[THE PROBLEM]
Leave out the pictures and repeat the data exactly.

[PROVIDED RECORDS]
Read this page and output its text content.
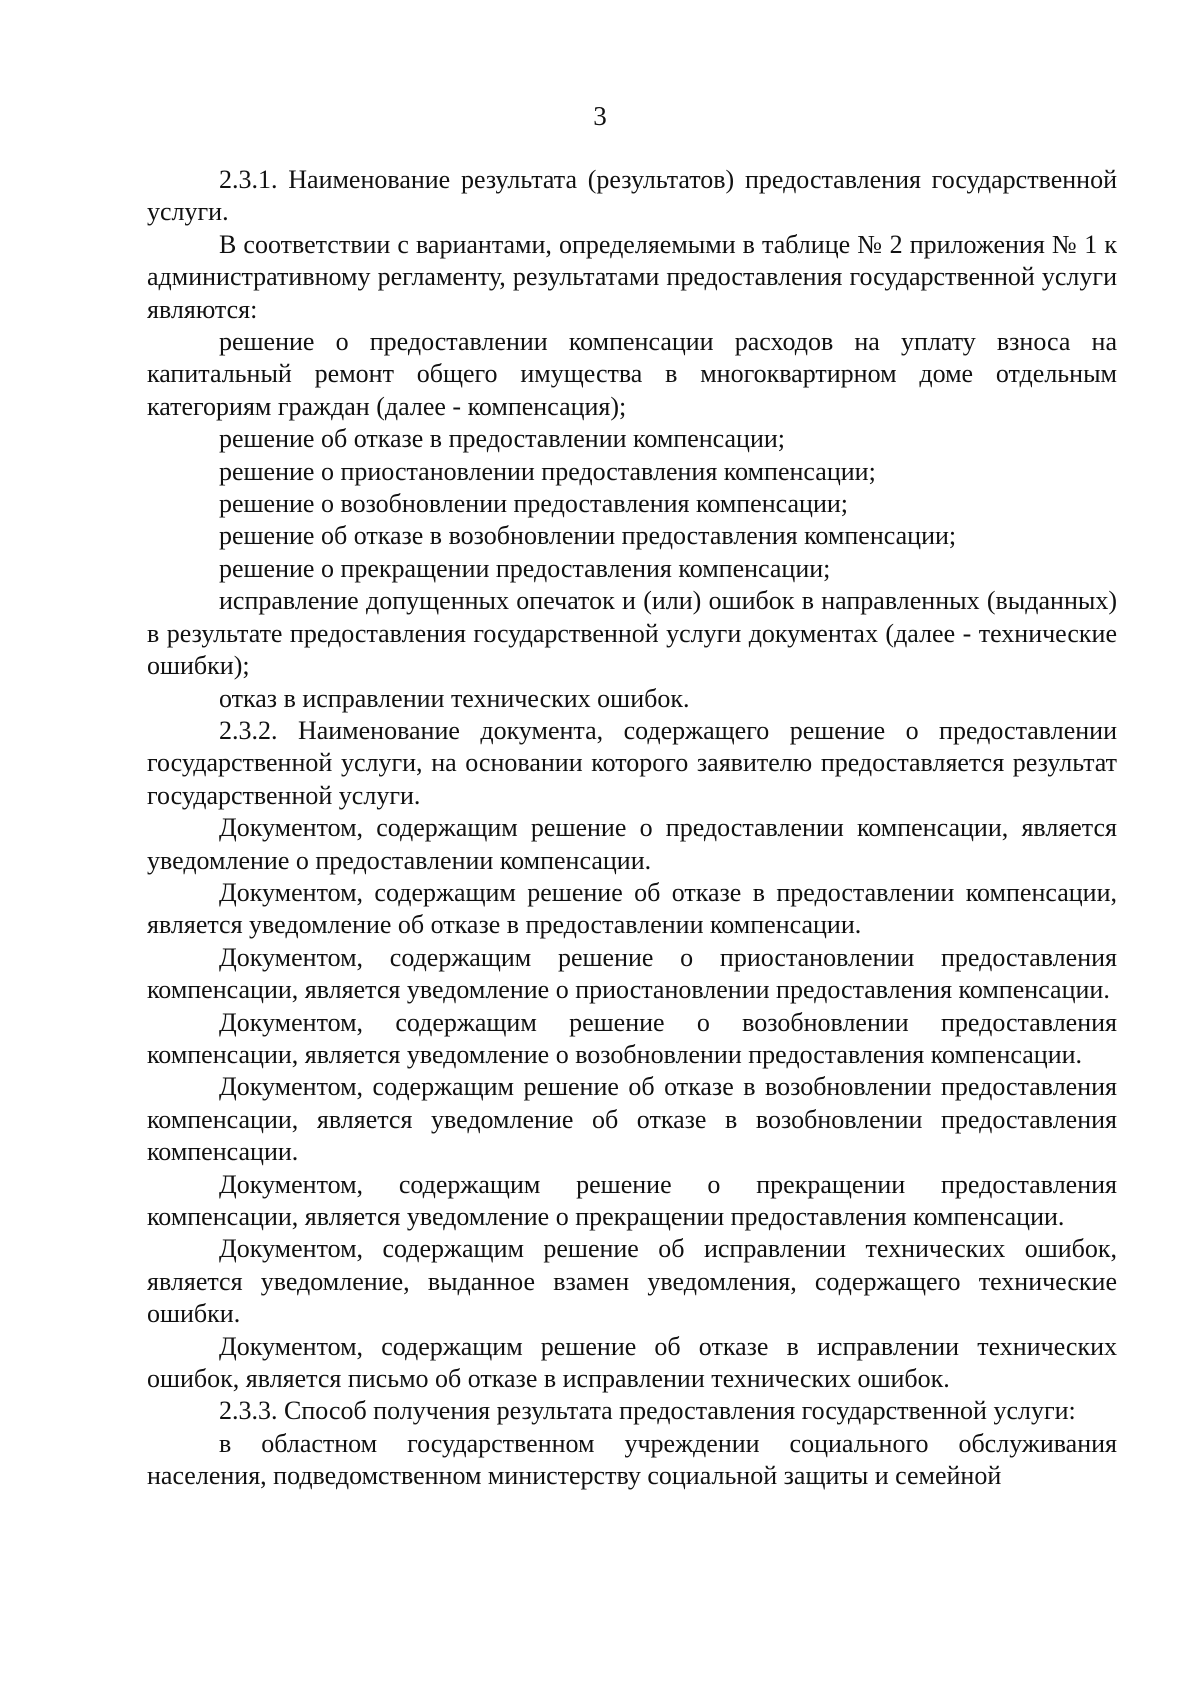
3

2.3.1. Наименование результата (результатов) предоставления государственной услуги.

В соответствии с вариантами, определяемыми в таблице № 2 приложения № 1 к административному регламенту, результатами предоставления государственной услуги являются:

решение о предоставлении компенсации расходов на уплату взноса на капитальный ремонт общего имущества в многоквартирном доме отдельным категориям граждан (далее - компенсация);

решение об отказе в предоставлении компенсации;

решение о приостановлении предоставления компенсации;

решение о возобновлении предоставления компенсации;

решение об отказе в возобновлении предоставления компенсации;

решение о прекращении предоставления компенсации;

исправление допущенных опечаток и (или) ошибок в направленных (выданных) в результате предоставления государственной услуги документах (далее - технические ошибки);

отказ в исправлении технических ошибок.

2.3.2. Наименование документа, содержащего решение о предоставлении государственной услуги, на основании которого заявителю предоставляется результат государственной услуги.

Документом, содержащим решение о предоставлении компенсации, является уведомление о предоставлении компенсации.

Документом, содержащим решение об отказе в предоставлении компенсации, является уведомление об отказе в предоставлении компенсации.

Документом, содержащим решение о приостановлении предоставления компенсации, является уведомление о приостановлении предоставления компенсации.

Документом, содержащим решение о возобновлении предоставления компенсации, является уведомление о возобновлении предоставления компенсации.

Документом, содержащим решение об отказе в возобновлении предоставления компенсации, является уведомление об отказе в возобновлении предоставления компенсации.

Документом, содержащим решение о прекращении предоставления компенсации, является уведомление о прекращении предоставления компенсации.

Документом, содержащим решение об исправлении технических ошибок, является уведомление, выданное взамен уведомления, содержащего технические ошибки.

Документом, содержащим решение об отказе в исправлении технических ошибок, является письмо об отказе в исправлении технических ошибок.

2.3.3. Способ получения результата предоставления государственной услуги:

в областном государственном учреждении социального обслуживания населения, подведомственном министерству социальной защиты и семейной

[THE RESPONSE]
Read this page and output its text content.
3

2.3.1. Наименование результата (результатов) предоставления государственной услуги.

В соответствии с вариантами, определяемыми в таблице № 2 приложения № 1 к административному регламенту, результатами предоставления государственной услуги являются:

решение о предоставлении компенсации расходов на уплату взноса на капитальный ремонт общего имущества в многоквартирном доме отдельным категориям граждан (далее - компенсация);

решение об отказе в предоставлении компенсации;

решение о приостановлении предоставления компенсации;

решение о возобновлении предоставления компенсации;

решение об отказе в возобновлении предоставления компенсации;

решение о прекращении предоставления компенсации;

исправление допущенных опечаток и (или) ошибок в направленных (выданных) в результате предоставления государственной услуги документах (далее - технические ошибки);

отказ в исправлении технических ошибок.

2.3.2. Наименование документа, содержащего решение о предоставлении государственной услуги, на основании которого заявителю предоставляется результат государственной услуги.

Документом, содержащим решение о предоставлении компенсации, является уведомление о предоставлении компенсации.

Документом, содержащим решение об отказе в предоставлении компенсации, является уведомление об отказе в предоставлении компенсации.

Документом, содержащим решение о приостановлении предоставления компенсации, является уведомление о приостановлении предоставления компенсации.

Документом, содержащим решение о возобновлении предоставления компенсации, является уведомление о возобновлении предоставления компенсации.

Документом, содержащим решение об отказе в возобновлении предоставления компенсации, является уведомление об отказе в возобновлении предоставления компенсации.

Документом, содержащим решение о прекращении предоставления компенсации, является уведомление о прекращении предоставления компенсации.

Документом, содержащим решение об исправлении технических ошибок, является уведомление, выданное взамен уведомления, содержащего технические ошибки.

Документом, содержащим решение об отказе в исправлении технических ошибок, является письмо об отказе в исправлении технических ошибок.

2.3.3. Способ получения результата предоставления государственной услуги:

в областном государственном учреждении социального обслуживания населения, подведомственном министерству социальной защиты и семейной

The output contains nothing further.